EXERCISE OBJECTIVE: Repeat each record exactly as written, and drop any images.
····················
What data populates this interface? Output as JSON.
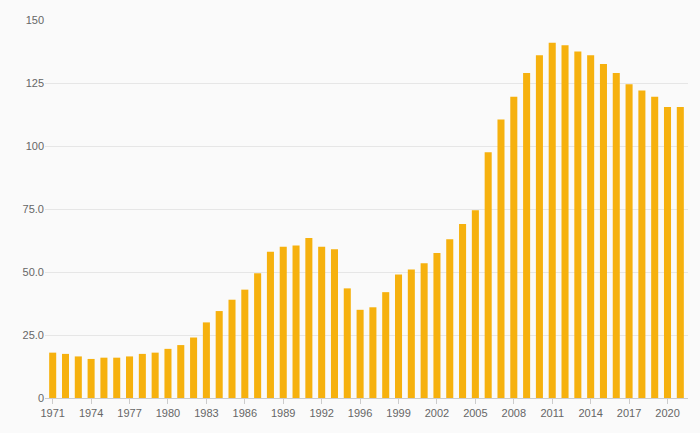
{
  "chart_data": {
    "type": "bar",
    "categories": [
      "1971",
      null,
      null,
      "1974",
      null,
      null,
      "1977",
      null,
      null,
      "1980",
      null,
      null,
      "1983",
      null,
      null,
      "1986",
      null,
      null,
      "1989",
      null,
      null,
      "1992",
      null,
      null,
      "1996",
      null,
      null,
      "1999",
      null,
      null,
      "2002",
      null,
      null,
      "2005",
      null,
      null,
      "2008",
      null,
      null,
      "2011",
      null,
      null,
      "2014",
      null,
      null,
      "2017",
      null,
      null,
      "2020",
      null
    ],
    "values": [
      18,
      17.5,
      16.5,
      15.5,
      16,
      16,
      16.5,
      17.5,
      18,
      19.5,
      21,
      24,
      30,
      34.5,
      39,
      43,
      49.5,
      58,
      60,
      60.5,
      63.5,
      60,
      59,
      43.5,
      35,
      36,
      42,
      49,
      51,
      53.5,
      57.5,
      63,
      69,
      74.5,
      97.5,
      110.5,
      119.5,
      129,
      136,
      141,
      140,
      137.5,
      136,
      132.5,
      129,
      124.5,
      122,
      119.5,
      115.5,
      115.5
    ],
    "color": "#f6b10e",
    "ylim": [
      0,
      150
    ],
    "yticks": [
      0,
      {
        "value": 25,
        "label": "25.0"
      },
      {
        "value": 50,
        "label": "50.0"
      },
      {
        "value": 75,
        "label": "75.0"
      },
      100,
      125,
      150
    ],
    "grid": true
  }
}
····················
REPLY TO THE TASK:
What data populates this interface? Output as JSON.
{
  "chart_data": {
    "type": "bar",
    "categories": [
      "1971",
      null,
      null,
      "1974",
      null,
      null,
      "1977",
      null,
      null,
      "1980",
      null,
      null,
      "1983",
      null,
      null,
      "1986",
      null,
      null,
      "1989",
      null,
      null,
      "1992",
      null,
      null,
      "1996",
      null,
      null,
      "1999",
      null,
      null,
      "2002",
      null,
      null,
      "2005",
      null,
      null,
      "2008",
      null,
      null,
      "2011",
      null,
      null,
      "2014",
      null,
      null,
      "2017",
      null,
      null,
      "2020",
      null
    ],
    "values": [
      18,
      17.5,
      16.5,
      15.5,
      16,
      16,
      16.5,
      17.5,
      18,
      19.5,
      21,
      24,
      30,
      34.5,
      39,
      43,
      49.5,
      58,
      60,
      60.5,
      63.5,
      60,
      59,
      43.5,
      35,
      36,
      42,
      49,
      51,
      53.5,
      57.5,
      63,
      69,
      74.5,
      97.5,
      110.5,
      119.5,
      129,
      136,
      141,
      140,
      137.5,
      136,
      132.5,
      129,
      124.5,
      122,
      119.5,
      115.5,
      115.5
    ],
    "color": "#f6b10e",
    "ylim": [
      0,
      150
    ],
    "yticks": [
      0,
      {
        "value": 25,
        "label": "25.0"
      },
      {
        "value": 50,
        "label": "50.0"
      },
      {
        "value": 75,
        "label": "75.0"
      },
      100,
      125,
      150
    ],
    "grid": true
  }
}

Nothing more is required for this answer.